> Records shown

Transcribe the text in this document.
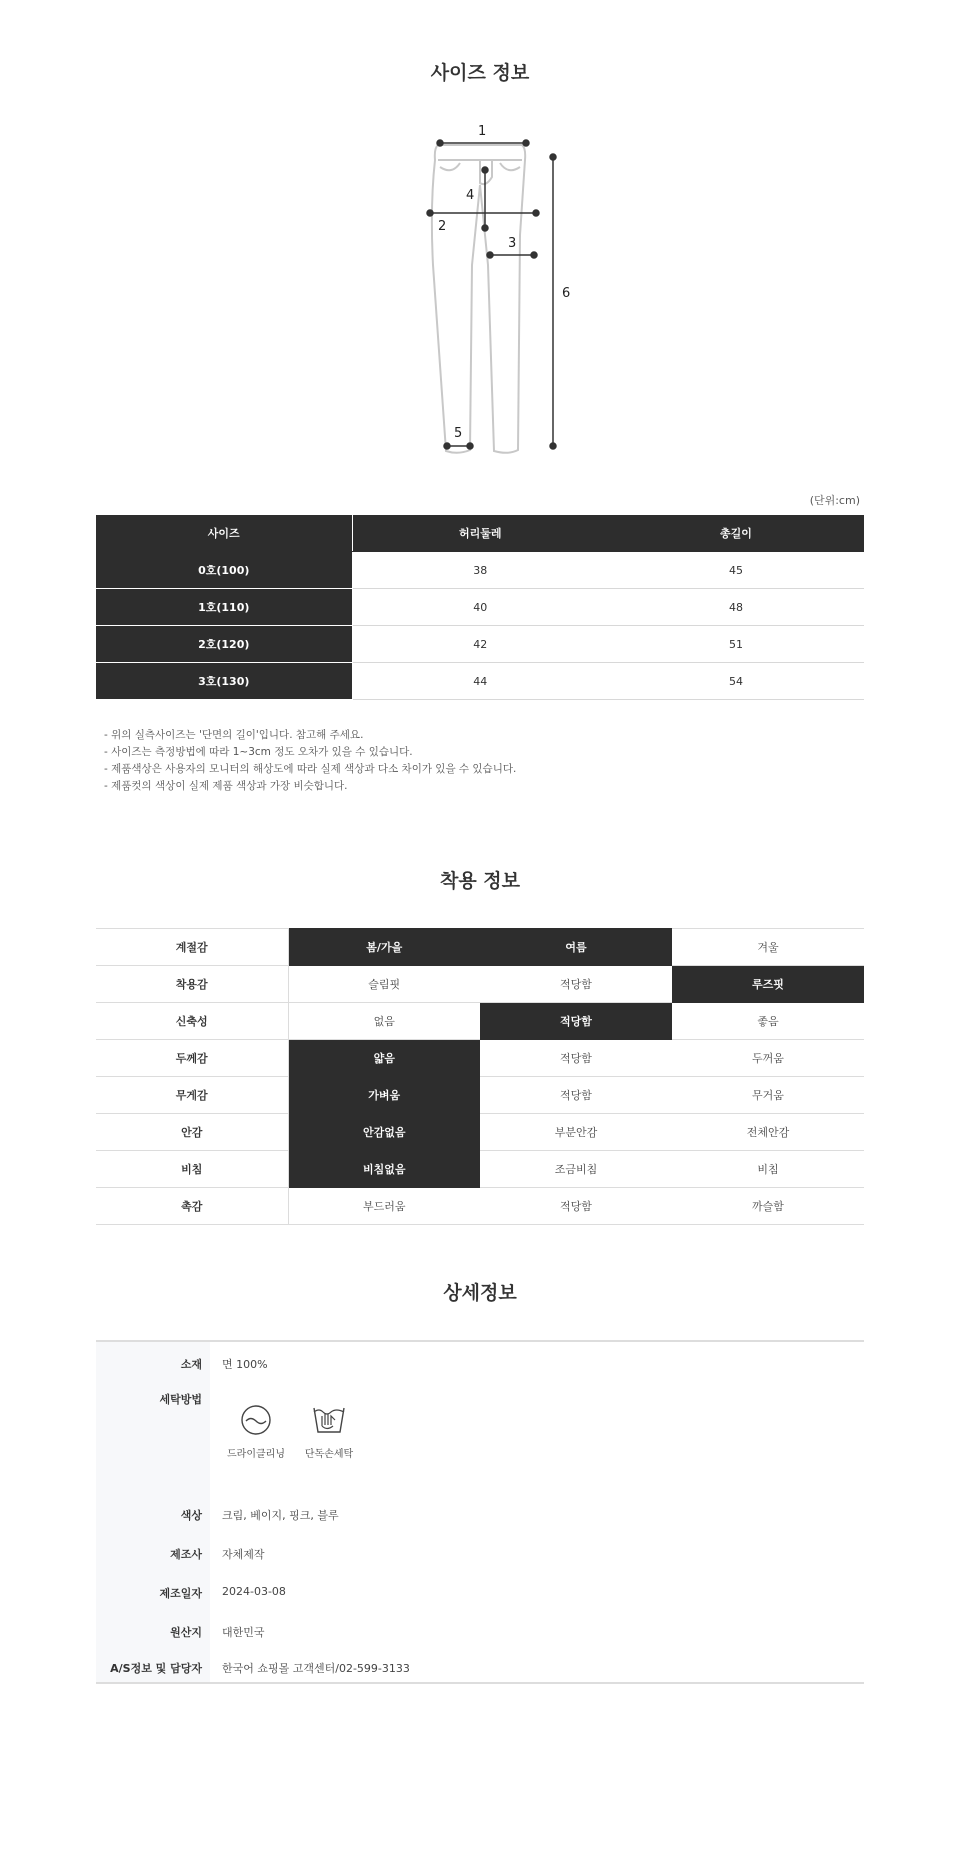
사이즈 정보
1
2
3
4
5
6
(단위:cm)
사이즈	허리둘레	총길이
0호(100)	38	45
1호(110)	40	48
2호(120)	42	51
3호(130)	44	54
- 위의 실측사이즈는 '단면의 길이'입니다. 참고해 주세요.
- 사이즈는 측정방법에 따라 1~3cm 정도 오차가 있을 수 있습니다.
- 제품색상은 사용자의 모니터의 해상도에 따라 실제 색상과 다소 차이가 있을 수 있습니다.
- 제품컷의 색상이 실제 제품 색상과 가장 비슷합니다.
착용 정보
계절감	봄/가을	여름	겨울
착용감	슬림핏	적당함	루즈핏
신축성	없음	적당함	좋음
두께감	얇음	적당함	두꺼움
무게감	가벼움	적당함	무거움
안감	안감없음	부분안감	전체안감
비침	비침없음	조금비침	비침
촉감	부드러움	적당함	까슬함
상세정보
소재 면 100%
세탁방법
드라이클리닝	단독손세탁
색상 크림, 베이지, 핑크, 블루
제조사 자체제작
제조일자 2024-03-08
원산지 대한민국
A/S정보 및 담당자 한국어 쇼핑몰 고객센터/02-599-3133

> What is expected
Leave out the pictures and repeat everything else in the records exactly.

> In response
Transcribe the text in this document.
사이즈 정보
1
2
3
4
5
6
(단위:cm)
사이즈	허리둘레	총길이
0호(100)	38	45
1호(110)	40	48
2호(120)	42	51
3호(130)	44	54
- 위의 실측사이즈는 '단면의 길이'입니다. 참고해 주세요.
- 사이즈는 측정방법에 따라 1~3cm 정도 오차가 있을 수 있습니다.
- 제품색상은 사용자의 모니터의 해상도에 따라 실제 색상과 다소 차이가 있을 수 있습니다.
- 제품컷의 색상이 실제 제품 색상과 가장 비슷합니다.
착용 정보
계절감	봄/가을	여름	겨울
착용감	슬림핏	적당함	루즈핏
신축성	없음	적당함	좋음
두께감	얇음	적당함	두꺼움
무게감	가벼움	적당함	무거움
안감	안감없음	부분안감	전체안감
비침	비침없음	조금비침	비침
촉감	부드러움	적당함	까슬함
상세정보
소재 면 100%
세탁방법
드라이클리닝	단독손세탁
색상 크림, 베이지, 핑크, 블루
제조사 자체제작
제조일자 2024-03-08
원산지 대한민국
A/S정보 및 담당자 한국어 쇼핑몰 고객센터/02-599-3133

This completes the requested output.